**WHAT IS EXPECTED:** Reproduce all of the material below, swapping "leader line" for "callout line" everywhere it occurs and keeping every other line unchanged. Leave the pictures out of your answer.

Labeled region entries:
BEGIN
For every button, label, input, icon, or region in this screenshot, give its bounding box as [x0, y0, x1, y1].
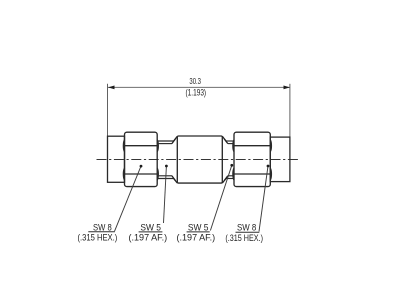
chamfer from cylinder (top)	[222, 136, 226, 141]
dimension line 30.3	[108, 86, 290, 88]
svg-text:(.197 AF.): (.197 AF.)	[177, 232, 216, 242]
svg-text:(.315 HEX.): (.315 HEX.)	[225, 233, 263, 243]
dimension arrow right	[284, 86, 291, 90]
center cylinder body	[177, 136, 222, 183]
right barrel	[270, 137, 290, 182]
chamfer from cylinder (bottom)	[222, 179, 226, 184]
label 3: SW 5 (.197 AF.)	[177, 221, 216, 242]
label 4: SW 8 (.315 HEX.)	[225, 222, 263, 243]
hex nut SW8 left	[123, 132, 158, 186]
svg-text:SW 8: SW 8	[237, 222, 256, 233]
leader line 4 (SW8 right)	[259, 166, 268, 232]
leader dot 2	[165, 165, 168, 168]
svg-text:SW 5: SW 5	[188, 221, 209, 232]
centerline (dash-dot axis)	[97, 159, 299, 161]
svg-text:(.197 AF.): (.197 AF.)	[129, 232, 168, 242]
chamfer to cylinder (top)	[174, 136, 178, 141]
left barrel	[108, 136, 125, 182]
svg-text:(1.193): (1.193)	[186, 88, 207, 98]
leader dot 4	[267, 165, 270, 168]
leader line 2 (SW5 left)	[164, 166, 167, 223]
svg-text:(.315 HEX.): (.315 HEX.)	[78, 232, 118, 242]
label 2: SW 5 (.197 AF.)	[129, 221, 168, 242]
extension line left	[107, 84, 109, 137]
chamfer to cylinder (bottom)	[174, 179, 178, 184]
leader dot 3	[230, 164, 233, 167]
svg-text:30.3: 30.3	[189, 76, 201, 86]
leader line 1 (SW8 left)	[115, 166, 142, 231]
extension line right	[289, 84, 291, 137]
neck SW5 left	[157, 136, 177, 183]
leader line 3 (SW5 right)	[210, 165, 231, 230]
svg-text:SW 5: SW 5	[140, 221, 161, 232]
neck SW5 right	[222, 136, 234, 183]
hex nut SW8 right	[233, 132, 272, 186]
svg-text:SW 8: SW 8	[93, 221, 112, 232]
dimension arrow left	[108, 86, 115, 90]
leader dot 1	[140, 165, 143, 168]
label 1: SW 8 (.315 HEX.)	[78, 221, 118, 242]
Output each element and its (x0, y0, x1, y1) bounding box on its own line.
END
**RESULT:**
For every button, label, input, icon, or region in this screenshot, give its bounding box as [x0, y0, x1, y1].
chamfer from cylinder (top)	[222, 136, 226, 141]
dimension line 30.3	[108, 86, 290, 88]
svg-text:(.197 AF.): (.197 AF.)	[177, 232, 216, 242]
svg-text:(.315 HEX.): (.315 HEX.)	[225, 233, 263, 243]
dimension arrow right	[284, 86, 291, 90]
center cylinder body	[177, 136, 222, 183]
right barrel	[270, 137, 290, 182]
chamfer from cylinder (bottom)	[222, 179, 226, 184]
label 3: SW 5 (.197 AF.)	[177, 221, 216, 242]
label 4: SW 8 (.315 HEX.)	[225, 222, 263, 243]
hex nut SW8 left	[123, 132, 158, 186]
svg-text:SW 8: SW 8	[237, 222, 256, 233]
callout line 4 (SW8 right)	[259, 166, 268, 232]
leader dot 2	[165, 165, 168, 168]
svg-text:SW 5: SW 5	[188, 221, 209, 232]
centerline (dash-dot axis)	[97, 159, 299, 161]
svg-text:(.197 AF.): (.197 AF.)	[129, 232, 168, 242]
chamfer to cylinder (top)	[174, 136, 178, 141]
left barrel	[108, 136, 125, 182]
svg-text:(1.193): (1.193)	[186, 88, 207, 98]
leader dot 4	[267, 165, 270, 168]
callout line 2 (SW5 left)	[164, 166, 167, 223]
svg-text:(.315 HEX.): (.315 HEX.)	[78, 232, 118, 242]
label 2: SW 5 (.197 AF.)	[129, 221, 168, 242]
extension line left	[107, 84, 109, 137]
chamfer to cylinder (bottom)	[174, 179, 178, 184]
leader dot 3	[230, 164, 233, 167]
svg-text:30.3: 30.3	[189, 76, 201, 86]
callout line 1 (SW8 left)	[115, 166, 142, 231]
extension line right	[289, 84, 291, 137]
neck SW5 left	[157, 136, 177, 183]
callout line 3 (SW5 right)	[210, 165, 231, 230]
svg-text:SW 5: SW 5	[140, 221, 161, 232]
neck SW5 right	[222, 136, 234, 183]
hex nut SW8 right	[233, 132, 272, 186]
svg-text:SW 8: SW 8	[93, 221, 112, 232]
dimension arrow left	[108, 86, 115, 90]
leader dot 1	[140, 165, 143, 168]
label 1: SW 8 (.315 HEX.)	[78, 221, 118, 242]
Output each element and its (x0, y0, x1, y1) bounding box on its own line.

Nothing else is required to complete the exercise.